INPUT DATA:
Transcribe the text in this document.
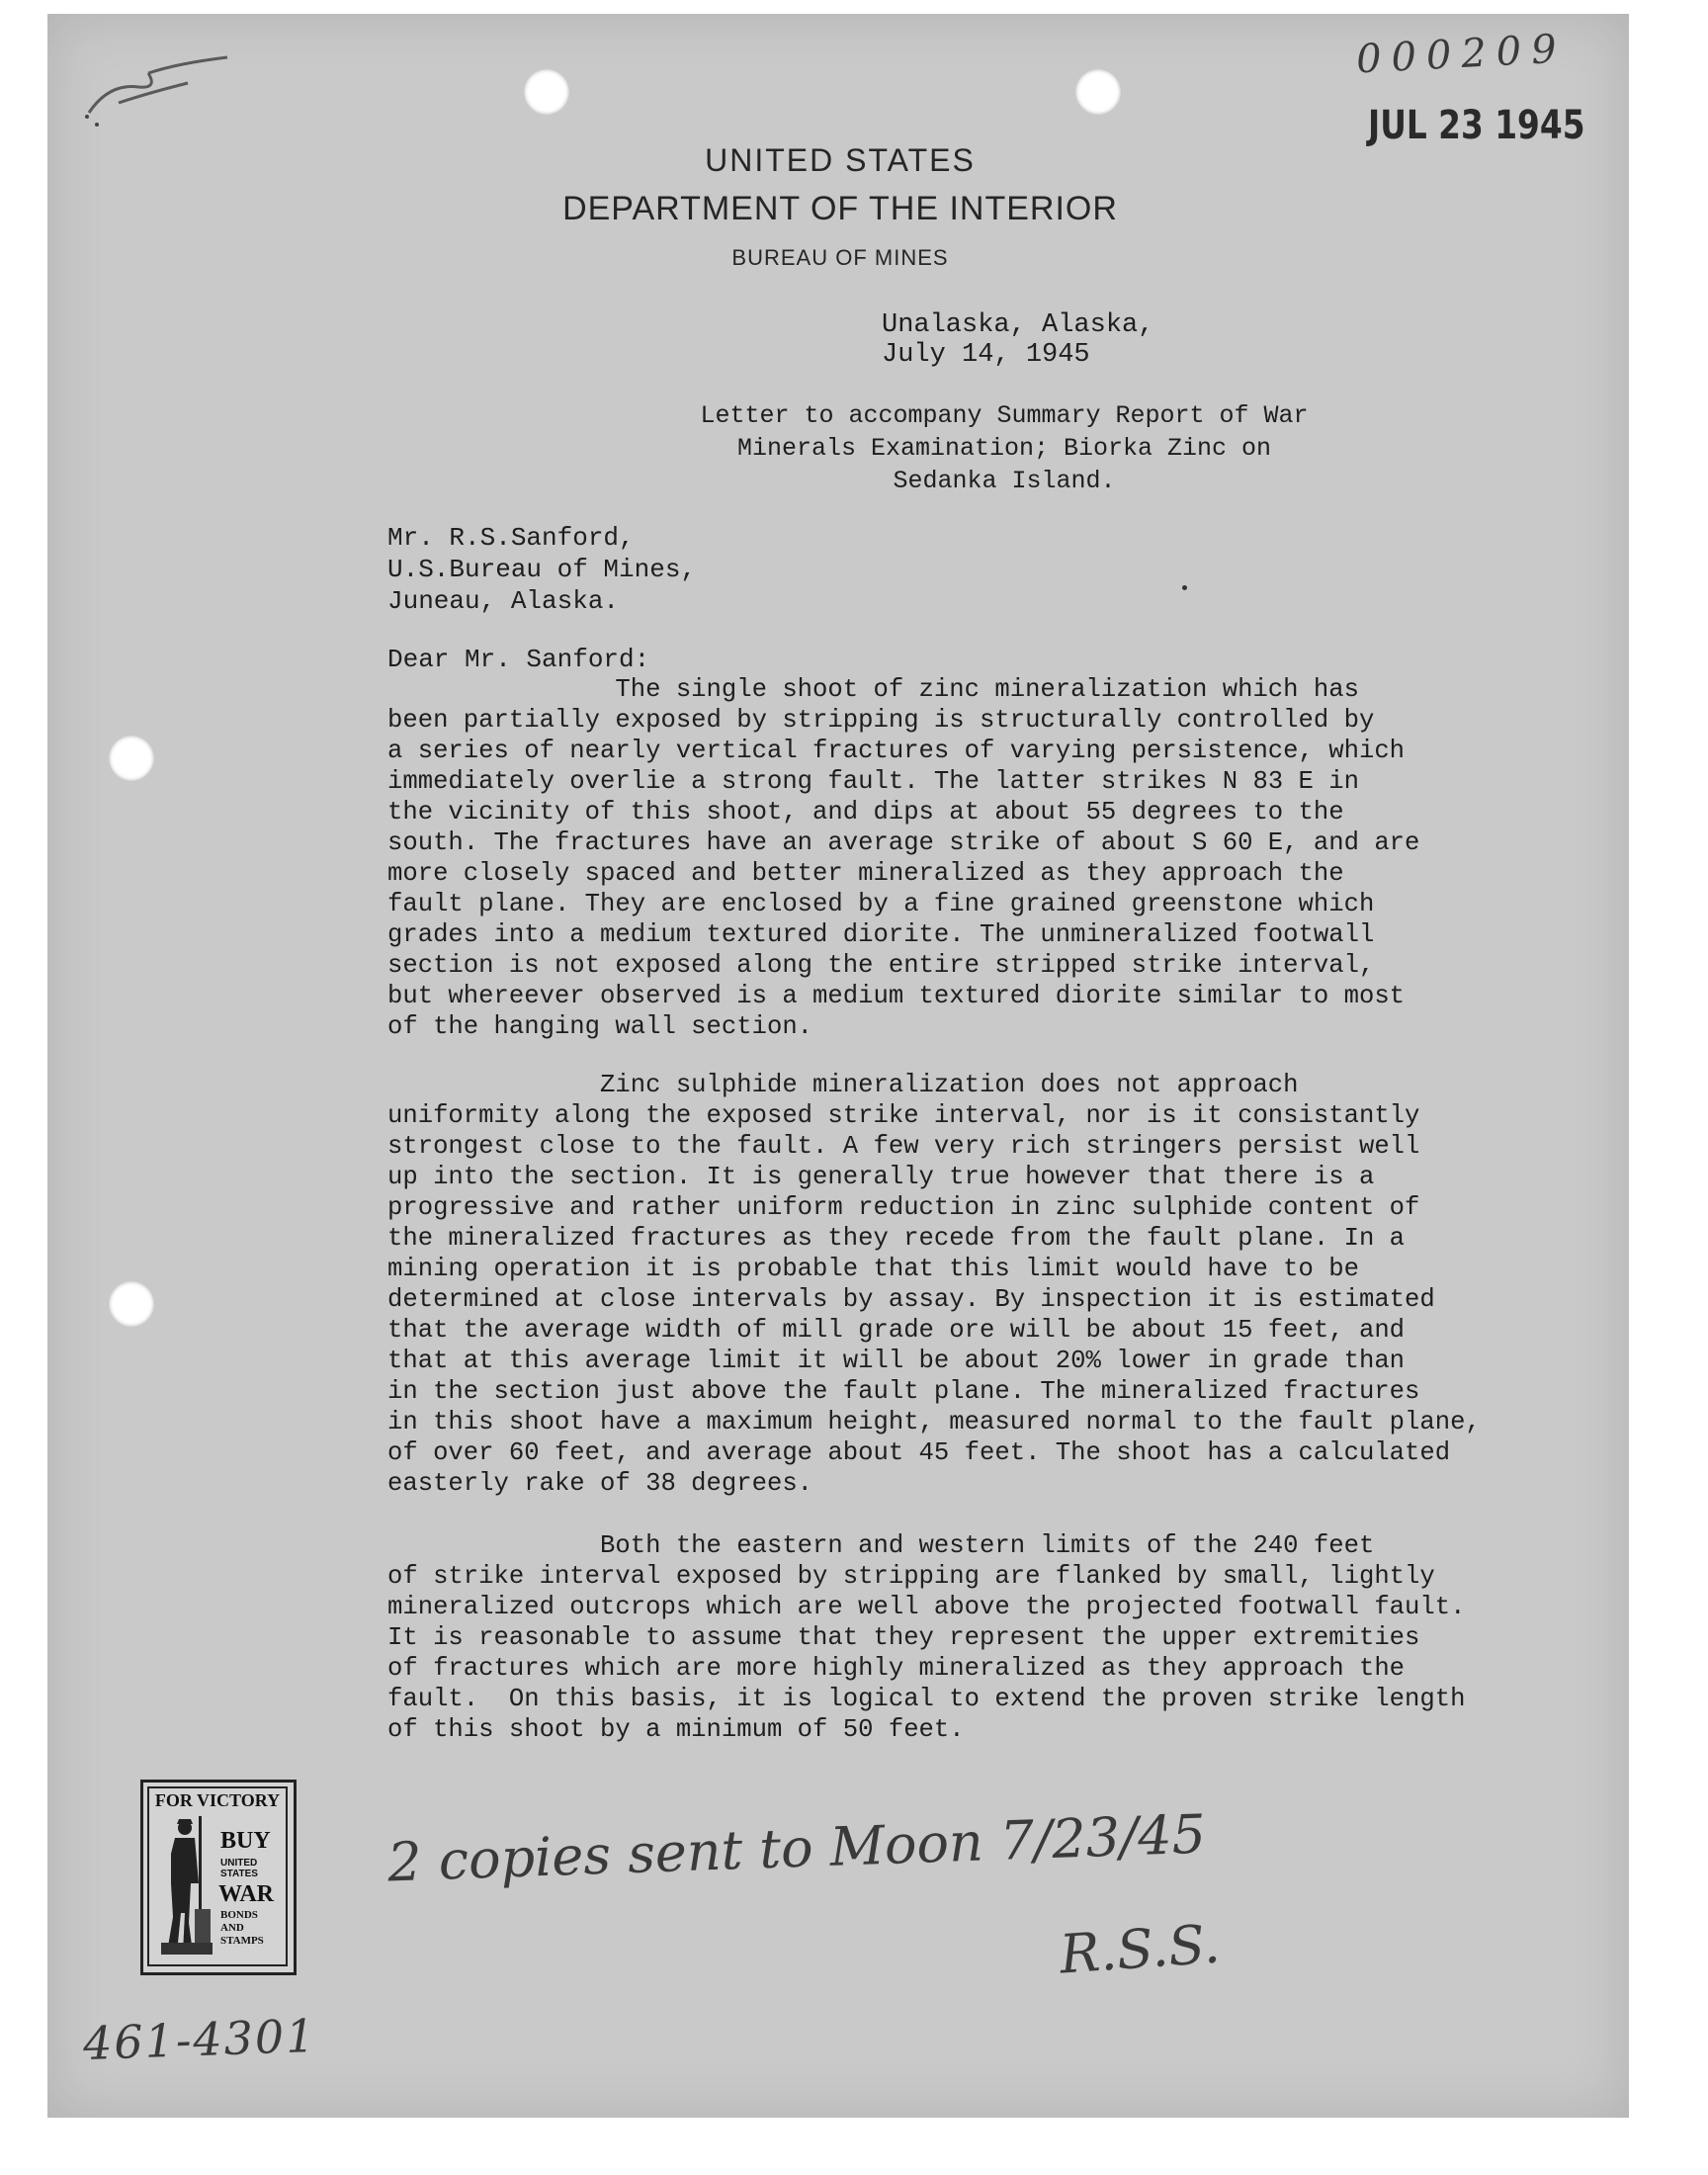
000209

JUL 23 1945

UNITED STATES

DEPARTMENT OF THE INTERIOR

BUREAU OF MINES

Unalaska, Alaska,

July 14, 1945

Letter to accompany Summary Report of War
Minerals Examination; Biorka Zinc on
Sedanka Island.
Mr. R.S.Sanford,
U.S.Bureau of Mines,
Juneau, Alaska.

Dear Mr. Sanford:

The single shoot of zinc mineralization which has
been partially exposed by stripping is structurally controlled by
a series of nearly vertical fractures of varying persistence, which
immediately overlie a strong fault. The latter strikes N 83 E in
the vicinity of this shoot, and dips at about 55 degrees to the
south. The fractures have an average strike of about S 60 E, and are
more closely spaced and better mineralized as they approach the
fault plane. They are enclosed by a fine grained greenstone which
grades into a medium textured diorite. The unmineralized footwall
section is not exposed along the entire stripped strike interval,
but whereever observed is a medium textured diorite similar to most
of the hanging wall section.
Zinc sulphide mineralization does not approach
uniformity along the exposed strike interval, nor is it consistantly
strongest close to the fault. A few very rich stringers persist well
up into the section. It is generally true however that there is a
progressive and rather uniform reduction in zinc sulphide content of
the mineralized fractures as they recede from the fault plane. In a
mining operation it is probable that this limit would have to be
determined at close intervals by assay. By inspection it is estimated
that the average width of mill grade ore will be about 15 feet, and
that at this average limit it will be about 20% lower in grade than
in the section just above the fault plane. The mineralized fractures
in this shoot have a maximum height, measured normal to the fault plane,
of over 60 feet, and average about 45 feet. The shoot has a calculated
easterly rake of 38 degrees.
Both the eastern and western limits of the 240 feet
of strike interval exposed by stripping are flanked by small, lightly
mineralized outcrops which are well above the projected footwall fault.
It is reasonable to assume that they represent the upper extremities
of fractures which are more highly mineralized as they approach the
fault.  On this basis, it is logical to extend the proven strike length
of this shoot by a minimum of 50 feet.
FOR VICTORY
BUY
UNITED
STATES
WAR
BONDS
AND
STAMPS

2 copies sent to Moon 7/23/45

R.S.S.

461-4301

PROBLEM STATEMENT:
Show all lines above holding "average".

YOUR SOLUTION:
south. The fractures have an average strike of about S 60 E, and are
that the average width of mill grade ore will be about 15 feet, and
that at this average limit it will be about 20% lower in grade than
of over 60 feet, and average about 45 feet. The shoot has a calculated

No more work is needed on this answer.